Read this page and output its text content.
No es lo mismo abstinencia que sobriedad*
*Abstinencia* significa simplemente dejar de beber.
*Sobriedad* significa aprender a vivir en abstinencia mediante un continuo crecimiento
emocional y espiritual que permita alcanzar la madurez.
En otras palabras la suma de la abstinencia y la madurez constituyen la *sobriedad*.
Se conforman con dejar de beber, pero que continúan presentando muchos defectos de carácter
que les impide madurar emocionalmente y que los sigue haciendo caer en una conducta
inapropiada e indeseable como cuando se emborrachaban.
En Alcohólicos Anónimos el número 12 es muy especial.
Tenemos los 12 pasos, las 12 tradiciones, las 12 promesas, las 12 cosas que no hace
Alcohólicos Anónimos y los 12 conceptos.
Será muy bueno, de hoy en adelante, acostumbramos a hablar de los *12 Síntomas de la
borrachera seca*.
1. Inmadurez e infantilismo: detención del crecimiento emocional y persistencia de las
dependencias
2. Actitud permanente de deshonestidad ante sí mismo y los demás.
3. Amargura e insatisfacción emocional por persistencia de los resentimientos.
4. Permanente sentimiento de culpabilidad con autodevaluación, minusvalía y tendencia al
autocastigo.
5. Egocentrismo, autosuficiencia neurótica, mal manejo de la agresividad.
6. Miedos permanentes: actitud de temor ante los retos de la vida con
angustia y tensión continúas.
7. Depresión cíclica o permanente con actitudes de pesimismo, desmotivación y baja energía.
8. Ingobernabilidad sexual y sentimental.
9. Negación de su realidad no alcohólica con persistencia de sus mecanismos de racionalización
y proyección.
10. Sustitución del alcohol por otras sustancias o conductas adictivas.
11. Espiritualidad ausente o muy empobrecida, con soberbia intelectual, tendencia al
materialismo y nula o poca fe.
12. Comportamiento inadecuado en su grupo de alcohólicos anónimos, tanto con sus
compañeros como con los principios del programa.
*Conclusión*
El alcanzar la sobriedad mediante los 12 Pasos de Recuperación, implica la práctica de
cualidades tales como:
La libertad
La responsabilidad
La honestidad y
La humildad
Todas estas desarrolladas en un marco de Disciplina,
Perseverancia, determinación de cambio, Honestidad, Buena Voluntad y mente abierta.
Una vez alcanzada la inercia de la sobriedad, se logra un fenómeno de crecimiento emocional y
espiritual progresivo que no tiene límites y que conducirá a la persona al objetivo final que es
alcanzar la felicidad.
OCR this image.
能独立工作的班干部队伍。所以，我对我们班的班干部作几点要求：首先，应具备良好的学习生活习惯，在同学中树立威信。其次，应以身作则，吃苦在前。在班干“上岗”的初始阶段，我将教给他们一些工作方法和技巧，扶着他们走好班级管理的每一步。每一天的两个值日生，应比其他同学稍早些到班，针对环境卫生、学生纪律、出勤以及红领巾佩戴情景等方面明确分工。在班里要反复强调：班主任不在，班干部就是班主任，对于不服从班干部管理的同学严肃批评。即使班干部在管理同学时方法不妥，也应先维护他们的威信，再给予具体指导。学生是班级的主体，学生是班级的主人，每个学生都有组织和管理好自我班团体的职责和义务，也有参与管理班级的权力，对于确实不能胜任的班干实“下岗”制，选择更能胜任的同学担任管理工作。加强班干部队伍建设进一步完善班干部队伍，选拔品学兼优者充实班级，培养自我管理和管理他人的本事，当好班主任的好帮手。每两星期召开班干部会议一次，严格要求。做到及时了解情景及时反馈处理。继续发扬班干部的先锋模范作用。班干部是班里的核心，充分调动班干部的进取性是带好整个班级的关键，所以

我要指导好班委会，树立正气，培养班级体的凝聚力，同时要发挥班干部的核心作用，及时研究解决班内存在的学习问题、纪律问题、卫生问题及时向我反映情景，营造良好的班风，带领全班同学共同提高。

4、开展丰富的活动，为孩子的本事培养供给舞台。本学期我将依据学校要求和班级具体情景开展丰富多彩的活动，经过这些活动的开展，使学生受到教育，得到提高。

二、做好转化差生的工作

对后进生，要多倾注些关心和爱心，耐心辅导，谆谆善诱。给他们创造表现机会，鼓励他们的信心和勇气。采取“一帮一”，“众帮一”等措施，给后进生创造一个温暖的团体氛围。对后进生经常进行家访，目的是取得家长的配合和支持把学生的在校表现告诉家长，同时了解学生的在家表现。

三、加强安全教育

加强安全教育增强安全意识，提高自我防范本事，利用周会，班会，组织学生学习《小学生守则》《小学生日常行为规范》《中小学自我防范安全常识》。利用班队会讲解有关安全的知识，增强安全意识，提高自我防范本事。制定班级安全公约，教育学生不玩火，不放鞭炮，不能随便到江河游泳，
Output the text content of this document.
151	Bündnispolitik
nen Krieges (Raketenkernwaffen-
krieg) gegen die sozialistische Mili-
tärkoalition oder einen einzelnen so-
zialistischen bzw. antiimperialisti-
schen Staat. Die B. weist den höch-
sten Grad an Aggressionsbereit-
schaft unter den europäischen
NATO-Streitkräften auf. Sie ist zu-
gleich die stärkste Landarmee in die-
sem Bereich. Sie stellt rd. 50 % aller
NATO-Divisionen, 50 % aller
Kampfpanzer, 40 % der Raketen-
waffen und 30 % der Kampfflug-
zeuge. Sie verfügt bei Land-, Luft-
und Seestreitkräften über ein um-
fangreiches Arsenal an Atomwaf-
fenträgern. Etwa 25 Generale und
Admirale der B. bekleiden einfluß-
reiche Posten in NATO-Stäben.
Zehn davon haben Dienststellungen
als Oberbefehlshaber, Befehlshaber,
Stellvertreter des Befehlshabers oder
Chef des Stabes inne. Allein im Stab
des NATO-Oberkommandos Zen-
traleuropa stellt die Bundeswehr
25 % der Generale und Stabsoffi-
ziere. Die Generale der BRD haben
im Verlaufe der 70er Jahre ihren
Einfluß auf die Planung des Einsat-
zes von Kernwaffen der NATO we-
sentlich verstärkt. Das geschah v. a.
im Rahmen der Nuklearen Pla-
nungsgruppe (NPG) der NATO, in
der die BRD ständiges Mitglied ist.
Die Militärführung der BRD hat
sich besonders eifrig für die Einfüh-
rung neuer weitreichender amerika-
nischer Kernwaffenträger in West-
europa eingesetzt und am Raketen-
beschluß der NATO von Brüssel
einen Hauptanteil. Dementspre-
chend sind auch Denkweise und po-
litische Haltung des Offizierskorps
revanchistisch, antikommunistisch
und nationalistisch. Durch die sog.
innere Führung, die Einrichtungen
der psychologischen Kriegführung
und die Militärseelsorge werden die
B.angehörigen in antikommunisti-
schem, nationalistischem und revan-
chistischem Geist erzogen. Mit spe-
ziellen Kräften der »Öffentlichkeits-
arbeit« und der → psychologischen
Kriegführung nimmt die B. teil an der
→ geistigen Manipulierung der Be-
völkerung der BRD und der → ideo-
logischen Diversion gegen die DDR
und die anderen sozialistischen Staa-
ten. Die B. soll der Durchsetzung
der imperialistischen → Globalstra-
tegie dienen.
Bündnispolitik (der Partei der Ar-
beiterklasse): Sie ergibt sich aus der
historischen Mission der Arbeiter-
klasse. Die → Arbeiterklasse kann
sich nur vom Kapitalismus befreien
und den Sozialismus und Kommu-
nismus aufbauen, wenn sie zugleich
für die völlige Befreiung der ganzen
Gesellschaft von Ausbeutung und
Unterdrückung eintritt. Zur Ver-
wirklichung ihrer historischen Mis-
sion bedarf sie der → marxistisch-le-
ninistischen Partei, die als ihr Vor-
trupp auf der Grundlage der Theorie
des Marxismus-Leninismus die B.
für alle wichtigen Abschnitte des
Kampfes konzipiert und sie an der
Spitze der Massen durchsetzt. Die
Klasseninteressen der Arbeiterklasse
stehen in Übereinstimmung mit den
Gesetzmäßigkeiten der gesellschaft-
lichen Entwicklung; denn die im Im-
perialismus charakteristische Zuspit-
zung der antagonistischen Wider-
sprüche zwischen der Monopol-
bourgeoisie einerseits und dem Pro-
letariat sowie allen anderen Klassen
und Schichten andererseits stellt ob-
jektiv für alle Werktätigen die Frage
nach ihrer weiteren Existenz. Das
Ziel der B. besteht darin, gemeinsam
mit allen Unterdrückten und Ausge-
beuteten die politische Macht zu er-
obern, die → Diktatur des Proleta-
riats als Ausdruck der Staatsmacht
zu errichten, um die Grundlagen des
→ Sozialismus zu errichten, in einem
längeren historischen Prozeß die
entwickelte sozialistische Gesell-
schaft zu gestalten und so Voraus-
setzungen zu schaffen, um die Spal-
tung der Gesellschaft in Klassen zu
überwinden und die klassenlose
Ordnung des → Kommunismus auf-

Given request: Return every line above in which the string "significa" occurs.

Response:
*Abstinencia* significa simplemente dejar de beber.
*Sobriedad* significa aprender a vivir en abstinencia mediante un continuo crecimiento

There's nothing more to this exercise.